======== EXCERPTED PASSAGE

Merlin Carpenter

On January 30 (coinciding with the Art Los Angeles Contemporary fair), Merlin Carpenter opened his second show at Overduin & Kite. The premise was simple: A friend asked the artist for an old painting that Carpenter had made in 1990. In return, Carpenter asked the friend to take the original and make twenty copies (“1990 Repainted 1–20,” 2010), all of which were put on view for the show. The works could be described as a nauseatingly polychromatic antidote to his recent three-year, multivenue project, The Opening, which featured smug phrases (among other markings) scrawled, predominantly in black, across invariably white stretchers. Offering generic gestural abstractions that read like attempts to (paradoxically) replicate the idea of “authentic” painting, this LA show also included treadmills, four brand-new machines axially aligned with the art as though facing flat-screen TVs at a fitness center.
This past season, Carpenter wasn’t the only one rehashing old material, mixing screens with painting, trading on an archaeology of desire. Opening across town, midway through Carpenter’s show (and timed to overlap with Oscar weekend) was Gus Van Sant and James Franco’s exhibition, “Unfinished,” at Gagosian Gallery. This project’s premise was likewise simple: Van Sant asked Franco to reedit the unused dailies and outtakes from his 1991 film My Own Private Idaho; the director also painted seven untitled watercolor portraits inspired by the same sorts of hustlers and street kids depicted in the film. These paintings lined a wall opposite a red curtain concealing My Own Private River, 2011, a sizable installation, with Franco’s nonlinear video (trained on one of the film’s stars, River Phoenix) projected over checkered linoleum flooring, rusted folding chairs, tables, secondhand couches, podiums, and other miscellaneous equipment. It looked like the setting for an AA meeting, or maybe the high school drama club rehearsal. That Van Sant permitted golden boy Franco to direct and restructure Phoenix’s early-’90s portrayal of a gay hustler might best be described in the terms Carpenter used to speak about the power relation at work in his own exhibitionsomething approaching “ethical pure exploitation.”

================
======== MATERIAL SHOWN

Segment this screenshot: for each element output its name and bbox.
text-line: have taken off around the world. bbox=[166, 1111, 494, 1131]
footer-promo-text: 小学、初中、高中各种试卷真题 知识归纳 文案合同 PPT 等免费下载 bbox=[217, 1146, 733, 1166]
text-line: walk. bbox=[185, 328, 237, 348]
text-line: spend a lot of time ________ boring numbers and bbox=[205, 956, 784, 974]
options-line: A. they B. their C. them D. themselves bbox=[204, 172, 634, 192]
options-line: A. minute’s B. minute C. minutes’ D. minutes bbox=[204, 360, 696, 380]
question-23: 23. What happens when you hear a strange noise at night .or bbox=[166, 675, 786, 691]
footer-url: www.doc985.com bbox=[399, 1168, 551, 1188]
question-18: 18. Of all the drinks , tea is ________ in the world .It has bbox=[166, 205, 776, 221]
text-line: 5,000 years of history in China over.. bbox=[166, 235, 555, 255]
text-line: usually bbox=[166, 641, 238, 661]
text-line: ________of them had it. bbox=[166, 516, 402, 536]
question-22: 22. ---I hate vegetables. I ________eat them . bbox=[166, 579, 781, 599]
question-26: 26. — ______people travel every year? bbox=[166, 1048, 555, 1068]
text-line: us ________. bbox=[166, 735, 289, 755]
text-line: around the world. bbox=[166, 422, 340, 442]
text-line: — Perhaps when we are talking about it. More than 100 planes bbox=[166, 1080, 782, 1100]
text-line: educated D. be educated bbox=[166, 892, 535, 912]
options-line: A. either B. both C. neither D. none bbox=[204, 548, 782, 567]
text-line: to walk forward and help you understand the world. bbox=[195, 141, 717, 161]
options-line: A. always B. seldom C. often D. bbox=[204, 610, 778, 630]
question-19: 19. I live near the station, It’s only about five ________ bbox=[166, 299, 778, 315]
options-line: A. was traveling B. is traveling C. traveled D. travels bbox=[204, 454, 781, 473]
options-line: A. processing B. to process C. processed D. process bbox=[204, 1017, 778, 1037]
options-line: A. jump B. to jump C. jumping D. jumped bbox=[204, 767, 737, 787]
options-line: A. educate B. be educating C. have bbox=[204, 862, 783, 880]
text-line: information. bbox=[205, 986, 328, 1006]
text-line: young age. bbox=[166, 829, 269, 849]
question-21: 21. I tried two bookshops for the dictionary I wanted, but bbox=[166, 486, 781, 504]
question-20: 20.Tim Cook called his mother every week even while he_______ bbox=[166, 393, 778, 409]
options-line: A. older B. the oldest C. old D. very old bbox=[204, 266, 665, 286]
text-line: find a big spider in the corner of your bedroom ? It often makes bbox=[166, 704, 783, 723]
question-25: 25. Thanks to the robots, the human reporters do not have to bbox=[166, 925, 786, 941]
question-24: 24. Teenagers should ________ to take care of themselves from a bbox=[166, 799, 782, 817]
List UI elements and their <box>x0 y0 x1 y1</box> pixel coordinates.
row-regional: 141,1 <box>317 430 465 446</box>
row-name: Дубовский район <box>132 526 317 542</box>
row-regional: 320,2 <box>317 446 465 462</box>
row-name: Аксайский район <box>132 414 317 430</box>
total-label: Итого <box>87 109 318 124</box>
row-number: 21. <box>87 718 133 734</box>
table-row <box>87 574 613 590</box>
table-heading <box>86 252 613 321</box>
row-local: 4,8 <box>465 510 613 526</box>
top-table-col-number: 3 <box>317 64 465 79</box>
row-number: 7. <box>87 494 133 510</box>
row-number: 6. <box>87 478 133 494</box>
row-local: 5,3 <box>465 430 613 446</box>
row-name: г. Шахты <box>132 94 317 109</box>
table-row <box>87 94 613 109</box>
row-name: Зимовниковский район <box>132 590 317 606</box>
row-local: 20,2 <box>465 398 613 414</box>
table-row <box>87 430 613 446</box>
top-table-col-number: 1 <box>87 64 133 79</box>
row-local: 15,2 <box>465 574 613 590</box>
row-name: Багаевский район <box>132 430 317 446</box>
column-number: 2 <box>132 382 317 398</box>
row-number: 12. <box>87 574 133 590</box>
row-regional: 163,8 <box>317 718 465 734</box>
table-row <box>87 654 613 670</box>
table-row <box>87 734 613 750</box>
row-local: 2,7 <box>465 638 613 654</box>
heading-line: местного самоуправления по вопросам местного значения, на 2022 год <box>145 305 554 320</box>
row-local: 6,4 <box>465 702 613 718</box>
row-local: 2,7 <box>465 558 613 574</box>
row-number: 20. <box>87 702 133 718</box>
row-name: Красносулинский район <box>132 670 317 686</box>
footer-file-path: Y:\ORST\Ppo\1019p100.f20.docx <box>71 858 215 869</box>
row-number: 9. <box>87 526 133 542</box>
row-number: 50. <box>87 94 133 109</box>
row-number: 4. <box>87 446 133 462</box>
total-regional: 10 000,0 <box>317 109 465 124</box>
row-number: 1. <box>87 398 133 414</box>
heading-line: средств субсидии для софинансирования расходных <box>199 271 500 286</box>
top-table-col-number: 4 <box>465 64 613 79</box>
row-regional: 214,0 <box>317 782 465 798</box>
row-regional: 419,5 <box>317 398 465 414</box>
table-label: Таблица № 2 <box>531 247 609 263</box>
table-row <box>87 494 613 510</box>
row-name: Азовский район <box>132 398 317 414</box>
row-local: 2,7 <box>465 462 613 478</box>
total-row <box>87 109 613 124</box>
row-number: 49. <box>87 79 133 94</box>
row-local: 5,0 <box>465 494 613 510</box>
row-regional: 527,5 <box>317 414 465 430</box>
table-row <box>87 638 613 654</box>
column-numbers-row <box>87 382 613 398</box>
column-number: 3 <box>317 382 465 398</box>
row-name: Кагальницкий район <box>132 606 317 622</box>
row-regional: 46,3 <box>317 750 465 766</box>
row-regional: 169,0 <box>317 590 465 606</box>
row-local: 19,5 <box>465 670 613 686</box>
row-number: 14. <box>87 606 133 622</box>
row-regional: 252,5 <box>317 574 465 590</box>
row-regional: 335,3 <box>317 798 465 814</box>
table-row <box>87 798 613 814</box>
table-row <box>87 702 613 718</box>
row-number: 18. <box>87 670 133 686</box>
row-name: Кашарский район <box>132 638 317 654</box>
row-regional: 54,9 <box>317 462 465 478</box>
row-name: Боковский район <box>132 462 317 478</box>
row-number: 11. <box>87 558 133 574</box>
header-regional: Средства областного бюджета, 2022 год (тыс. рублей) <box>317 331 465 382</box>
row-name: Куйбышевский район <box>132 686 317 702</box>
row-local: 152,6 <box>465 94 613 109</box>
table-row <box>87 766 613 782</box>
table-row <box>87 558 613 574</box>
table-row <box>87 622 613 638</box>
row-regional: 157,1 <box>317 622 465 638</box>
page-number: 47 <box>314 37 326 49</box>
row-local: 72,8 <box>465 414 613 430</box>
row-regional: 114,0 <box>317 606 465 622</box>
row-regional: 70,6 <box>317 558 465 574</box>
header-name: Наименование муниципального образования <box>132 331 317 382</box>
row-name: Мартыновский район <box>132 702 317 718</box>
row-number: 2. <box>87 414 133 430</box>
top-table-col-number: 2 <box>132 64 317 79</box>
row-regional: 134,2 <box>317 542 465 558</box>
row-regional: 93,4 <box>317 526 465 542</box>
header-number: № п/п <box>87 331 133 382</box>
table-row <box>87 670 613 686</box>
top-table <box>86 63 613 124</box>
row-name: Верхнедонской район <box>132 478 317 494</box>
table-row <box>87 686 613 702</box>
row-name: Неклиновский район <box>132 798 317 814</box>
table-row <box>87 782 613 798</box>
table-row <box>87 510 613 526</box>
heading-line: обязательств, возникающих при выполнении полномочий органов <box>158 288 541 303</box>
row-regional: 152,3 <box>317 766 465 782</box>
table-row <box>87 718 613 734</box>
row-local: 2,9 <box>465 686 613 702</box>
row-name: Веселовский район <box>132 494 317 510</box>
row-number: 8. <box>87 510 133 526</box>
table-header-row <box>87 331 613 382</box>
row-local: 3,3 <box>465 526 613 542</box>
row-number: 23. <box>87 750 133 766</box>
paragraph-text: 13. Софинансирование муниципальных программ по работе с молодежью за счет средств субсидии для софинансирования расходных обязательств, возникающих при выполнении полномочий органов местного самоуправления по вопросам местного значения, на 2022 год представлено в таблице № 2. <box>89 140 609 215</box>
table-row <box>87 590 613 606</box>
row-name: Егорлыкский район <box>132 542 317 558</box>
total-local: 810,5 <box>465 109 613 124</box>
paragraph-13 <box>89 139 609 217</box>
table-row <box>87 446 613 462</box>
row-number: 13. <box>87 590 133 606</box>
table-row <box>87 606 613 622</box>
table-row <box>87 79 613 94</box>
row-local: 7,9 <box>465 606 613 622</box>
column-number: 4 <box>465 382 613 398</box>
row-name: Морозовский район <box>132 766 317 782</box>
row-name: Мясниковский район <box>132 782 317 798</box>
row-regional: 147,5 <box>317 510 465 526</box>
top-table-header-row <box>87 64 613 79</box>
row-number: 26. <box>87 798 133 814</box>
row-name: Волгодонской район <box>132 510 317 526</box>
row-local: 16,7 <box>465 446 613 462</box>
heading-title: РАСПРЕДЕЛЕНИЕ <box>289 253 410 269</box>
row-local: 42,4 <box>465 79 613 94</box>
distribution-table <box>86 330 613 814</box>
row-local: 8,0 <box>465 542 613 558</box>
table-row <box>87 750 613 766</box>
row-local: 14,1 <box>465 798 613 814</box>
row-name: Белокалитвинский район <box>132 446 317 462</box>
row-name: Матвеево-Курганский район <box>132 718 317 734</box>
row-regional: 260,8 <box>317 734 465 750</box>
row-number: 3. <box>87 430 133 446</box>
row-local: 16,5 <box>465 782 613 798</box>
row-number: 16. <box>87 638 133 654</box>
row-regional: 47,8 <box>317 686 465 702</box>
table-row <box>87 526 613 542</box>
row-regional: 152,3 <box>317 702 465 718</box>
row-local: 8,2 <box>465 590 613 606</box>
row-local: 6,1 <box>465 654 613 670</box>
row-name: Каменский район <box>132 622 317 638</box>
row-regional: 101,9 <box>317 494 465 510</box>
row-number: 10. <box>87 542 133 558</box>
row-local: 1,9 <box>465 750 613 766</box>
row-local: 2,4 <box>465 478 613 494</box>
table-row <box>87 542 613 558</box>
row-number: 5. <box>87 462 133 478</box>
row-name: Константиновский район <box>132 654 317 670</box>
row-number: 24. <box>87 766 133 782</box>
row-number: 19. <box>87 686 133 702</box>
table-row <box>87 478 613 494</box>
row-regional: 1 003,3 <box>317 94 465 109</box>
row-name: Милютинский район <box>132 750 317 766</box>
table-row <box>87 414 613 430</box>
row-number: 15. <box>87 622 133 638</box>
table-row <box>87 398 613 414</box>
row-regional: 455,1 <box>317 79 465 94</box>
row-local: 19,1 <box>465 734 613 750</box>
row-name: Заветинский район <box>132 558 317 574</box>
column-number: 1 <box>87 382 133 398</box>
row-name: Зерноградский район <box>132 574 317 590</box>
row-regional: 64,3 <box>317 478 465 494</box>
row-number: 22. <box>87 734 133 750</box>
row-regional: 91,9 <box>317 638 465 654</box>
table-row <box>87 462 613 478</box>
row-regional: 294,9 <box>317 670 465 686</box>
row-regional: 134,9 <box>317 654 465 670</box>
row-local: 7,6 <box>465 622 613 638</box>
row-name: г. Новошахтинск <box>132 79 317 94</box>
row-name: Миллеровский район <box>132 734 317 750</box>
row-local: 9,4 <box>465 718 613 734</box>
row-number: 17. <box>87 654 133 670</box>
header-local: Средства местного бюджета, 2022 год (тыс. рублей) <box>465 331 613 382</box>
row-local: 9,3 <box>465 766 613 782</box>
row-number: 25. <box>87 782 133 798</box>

================

# REQUIRED ACTIONS
(a) In the Merlin Carpenter review, rewrite the paragraph beginning "On January 30" as a short bulleted list that keeps its main facts.
(b) According to the Merlin Carpenter review, why did Carpenter ask his friend to make twenty copies of the 1990 painting? Answer in one to three sentences.
(c) Answer these questions from the Merlin Carpenter review.
(i) How many treadmills were in Carpenter's LA show?
(ii) Whose unused dailies and outtakes did Franco reedit, and from which film?
(iii) How many watercolor portraits did Van Sant paint for "Unfinished"?

# ANSWERS PROVIDED
(a)
- On January 30, during the Art Los Angeles Contemporary fair, Merlin Carpenter opened his second show at Overduin & Kite.
- A friend asked Carpenter for a painting he had made in 1990. In return, Carpenter had the friend make twenty copies of it ("1990 Repainted 1–20," 2010), and all twenty were shown.
- The brightly colored works contrast with his three-year, multivenue project The Opening, which had phrases scrawled mostly in black across white stretchers.
- The paintings are generic gestural abstractions that seem to replicate the idea of "authentic" painting.
- The show also included four new treadmills lined up facing the art, like machines facing TVs at a fitness center.

(b) The friend had asked Carpenter for an old painting he made in 1990. In return, Carpenter asked the friend to take the original and make twenty copies of it.

(c)
(i) Four.
(ii) Gus Van Sant's, from his 1991 film My Own Private Idaho.
(iii) Seven.